§ Task details: Print the data exactly, leaving nothing out.

++++++++++++++++++++

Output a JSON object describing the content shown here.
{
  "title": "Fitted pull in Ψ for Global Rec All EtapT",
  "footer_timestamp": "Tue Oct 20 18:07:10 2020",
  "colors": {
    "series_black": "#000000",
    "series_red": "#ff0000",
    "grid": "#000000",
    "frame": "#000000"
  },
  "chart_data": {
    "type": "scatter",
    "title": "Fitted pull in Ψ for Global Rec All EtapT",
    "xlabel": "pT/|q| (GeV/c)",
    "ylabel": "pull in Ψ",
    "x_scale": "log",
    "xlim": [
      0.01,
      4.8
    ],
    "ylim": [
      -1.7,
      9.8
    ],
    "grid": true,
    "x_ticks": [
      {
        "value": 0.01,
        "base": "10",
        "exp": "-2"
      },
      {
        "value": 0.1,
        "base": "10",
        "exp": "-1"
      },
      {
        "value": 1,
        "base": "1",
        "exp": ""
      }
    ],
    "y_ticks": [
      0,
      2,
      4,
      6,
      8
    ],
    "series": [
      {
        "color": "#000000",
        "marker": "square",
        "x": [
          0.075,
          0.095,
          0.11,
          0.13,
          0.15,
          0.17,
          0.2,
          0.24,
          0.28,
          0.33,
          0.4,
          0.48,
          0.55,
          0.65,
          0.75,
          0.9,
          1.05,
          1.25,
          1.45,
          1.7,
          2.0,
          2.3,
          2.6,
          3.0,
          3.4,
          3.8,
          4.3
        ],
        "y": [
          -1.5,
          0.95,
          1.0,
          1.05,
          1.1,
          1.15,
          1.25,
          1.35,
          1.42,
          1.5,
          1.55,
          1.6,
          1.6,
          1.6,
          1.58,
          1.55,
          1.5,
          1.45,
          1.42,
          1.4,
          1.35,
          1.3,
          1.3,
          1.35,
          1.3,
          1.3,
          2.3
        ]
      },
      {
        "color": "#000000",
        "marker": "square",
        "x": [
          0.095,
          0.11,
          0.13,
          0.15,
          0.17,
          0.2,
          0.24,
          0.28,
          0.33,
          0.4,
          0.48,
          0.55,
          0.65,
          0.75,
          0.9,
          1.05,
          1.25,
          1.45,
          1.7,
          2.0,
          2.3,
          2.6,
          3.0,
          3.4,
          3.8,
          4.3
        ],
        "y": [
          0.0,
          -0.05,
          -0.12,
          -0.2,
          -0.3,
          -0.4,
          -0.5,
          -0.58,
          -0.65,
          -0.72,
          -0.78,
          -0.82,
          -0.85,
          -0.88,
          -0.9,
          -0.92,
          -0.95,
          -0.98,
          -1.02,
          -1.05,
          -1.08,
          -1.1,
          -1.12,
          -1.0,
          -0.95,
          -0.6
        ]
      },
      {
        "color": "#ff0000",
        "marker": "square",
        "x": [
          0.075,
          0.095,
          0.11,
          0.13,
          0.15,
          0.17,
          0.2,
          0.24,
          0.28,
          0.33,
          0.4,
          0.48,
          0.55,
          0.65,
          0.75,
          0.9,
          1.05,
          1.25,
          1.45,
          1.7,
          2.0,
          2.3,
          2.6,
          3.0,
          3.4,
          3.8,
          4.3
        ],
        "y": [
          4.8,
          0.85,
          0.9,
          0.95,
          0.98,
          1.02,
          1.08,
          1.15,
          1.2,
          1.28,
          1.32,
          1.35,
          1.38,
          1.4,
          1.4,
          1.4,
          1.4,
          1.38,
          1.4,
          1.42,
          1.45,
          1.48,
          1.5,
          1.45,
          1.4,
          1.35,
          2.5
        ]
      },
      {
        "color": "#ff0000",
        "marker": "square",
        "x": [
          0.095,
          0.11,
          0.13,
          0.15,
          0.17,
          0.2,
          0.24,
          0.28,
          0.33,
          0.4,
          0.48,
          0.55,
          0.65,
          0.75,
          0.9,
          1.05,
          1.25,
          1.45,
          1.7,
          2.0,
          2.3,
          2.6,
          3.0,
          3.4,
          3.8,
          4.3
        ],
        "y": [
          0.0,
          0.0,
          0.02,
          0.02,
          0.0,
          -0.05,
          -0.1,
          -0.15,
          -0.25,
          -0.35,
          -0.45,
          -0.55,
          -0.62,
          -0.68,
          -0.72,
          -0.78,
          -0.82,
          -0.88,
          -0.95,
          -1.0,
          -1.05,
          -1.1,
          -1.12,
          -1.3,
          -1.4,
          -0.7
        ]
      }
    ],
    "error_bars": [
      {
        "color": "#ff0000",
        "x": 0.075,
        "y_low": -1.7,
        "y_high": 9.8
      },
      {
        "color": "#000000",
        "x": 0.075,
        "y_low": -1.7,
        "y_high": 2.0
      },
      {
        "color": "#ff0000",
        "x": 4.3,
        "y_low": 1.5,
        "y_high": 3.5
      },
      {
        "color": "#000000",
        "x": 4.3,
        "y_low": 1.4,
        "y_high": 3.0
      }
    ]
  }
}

++++++++++++++++++++

§ Answer to the problem:
Output a JSON object describing the content shown here.
{
  "title": "Fitted pull in Ψ for Global Rec All EtapT",
  "footer_timestamp": "Tue Oct 20 18:07:10 2020",
  "colors": {
    "series_black": "#000000",
    "series_red": "#ff0000",
    "grid": "#000000",
    "frame": "#000000"
  },
  "chart_data": {
    "type": "scatter",
    "title": "Fitted pull in Ψ for Global Rec All EtapT",
    "xlabel": "pT/|q| (GeV/c)",
    "ylabel": "pull in Ψ",
    "x_scale": "log",
    "xlim": [
      0.01,
      4.8
    ],
    "ylim": [
      -1.7,
      9.8
    ],
    "grid": true,
    "x_ticks": [
      {
        "value": 0.01,
        "base": "10",
        "exp": "-2"
      },
      {
        "value": 0.1,
        "base": "10",
        "exp": "-1"
      },
      {
        "value": 1,
        "base": "1",
        "exp": ""
      }
    ],
    "y_ticks": [
      0,
      2,
      4,
      6,
      8
    ],
    "series": [
      {
        "color": "#000000",
        "marker": "square",
        "x": [
          0.075,
          0.095,
          0.11,
          0.13,
          0.15,
          0.17,
          0.2,
          0.24,
          0.28,
          0.33,
          0.4,
          0.48,
          0.55,
          0.65,
          0.75,
          0.9,
          1.05,
          1.25,
          1.45,
          1.7,
          2.0,
          2.3,
          2.6,
          3.0,
          3.4,
          3.8,
          4.3
        ],
        "y": [
          -1.5,
          0.95,
          1.0,
          1.05,
          1.1,
          1.15,
          1.25,
          1.35,
          1.42,
          1.5,
          1.55,
          1.6,
          1.6,
          1.6,
          1.58,
          1.55,
          1.5,
          1.45,
          1.42,
          1.4,
          1.35,
          1.3,
          1.3,
          1.35,
          1.3,
          1.3,
          2.3
        ]
      },
      {
        "color": "#000000",
        "marker": "square",
        "x": [
          0.095,
          0.11,
          0.13,
          0.15,
          0.17,
          0.2,
          0.24,
          0.28,
          0.33,
          0.4,
          0.48,
          0.55,
          0.65,
          0.75,
          0.9,
          1.05,
          1.25,
          1.45,
          1.7,
          2.0,
          2.3,
          2.6,
          3.0,
          3.4,
          3.8,
          4.3
        ],
        "y": [
          0.0,
          -0.05,
          -0.12,
          -0.2,
          -0.3,
          -0.4,
          -0.5,
          -0.58,
          -0.65,
          -0.72,
          -0.78,
          -0.82,
          -0.85,
          -0.88,
          -0.9,
          -0.92,
          -0.95,
          -0.98,
          -1.02,
          -1.05,
          -1.08,
          -1.1,
          -1.12,
          -1.0,
          -0.95,
          -0.6
        ]
      },
      {
        "color": "#ff0000",
        "marker": "square",
        "x": [
          0.075,
          0.095,
          0.11,
          0.13,
          0.15,
          0.17,
          0.2,
          0.24,
          0.28,
          0.33,
          0.4,
          0.48,
          0.55,
          0.65,
          0.75,
          0.9,
          1.05,
          1.25,
          1.45,
          1.7,
          2.0,
          2.3,
          2.6,
          3.0,
          3.4,
          3.8,
          4.3
        ],
        "y": [
          4.8,
          0.85,
          0.9,
          0.95,
          0.98,
          1.02,
          1.08,
          1.15,
          1.2,
          1.28,
          1.32,
          1.35,
          1.38,
          1.4,
          1.4,
          1.4,
          1.4,
          1.38,
          1.4,
          1.42,
          1.45,
          1.48,
          1.5,
          1.45,
          1.4,
          1.35,
          2.5
        ]
      },
      {
        "color": "#ff0000",
        "marker": "square",
        "x": [
          0.095,
          0.11,
          0.13,
          0.15,
          0.17,
          0.2,
          0.24,
          0.28,
          0.33,
          0.4,
          0.48,
          0.55,
          0.65,
          0.75,
          0.9,
          1.05,
          1.25,
          1.45,
          1.7,
          2.0,
          2.3,
          2.6,
          3.0,
          3.4,
          3.8,
          4.3
        ],
        "y": [
          0.0,
          0.0,
          0.02,
          0.02,
          0.0,
          -0.05,
          -0.1,
          -0.15,
          -0.25,
          -0.35,
          -0.45,
          -0.55,
          -0.62,
          -0.68,
          -0.72,
          -0.78,
          -0.82,
          -0.88,
          -0.95,
          -1.0,
          -1.05,
          -1.1,
          -1.12,
          -1.3,
          -1.4,
          -0.7
        ]
      }
    ],
    "error_bars": [
      {
        "color": "#ff0000",
        "x": 0.075,
        "y_low": -1.7,
        "y_high": 9.8
      },
      {
        "color": "#000000",
        "x": 0.075,
        "y_low": -1.7,
        "y_high": 2.0
      },
      {
        "color": "#ff0000",
        "x": 4.3,
        "y_low": 1.5,
        "y_high": 3.5
      },
      {
        "color": "#000000",
        "x": 4.3,
        "y_low": 1.4,
        "y_high": 3.0
      }
    ]
  }
}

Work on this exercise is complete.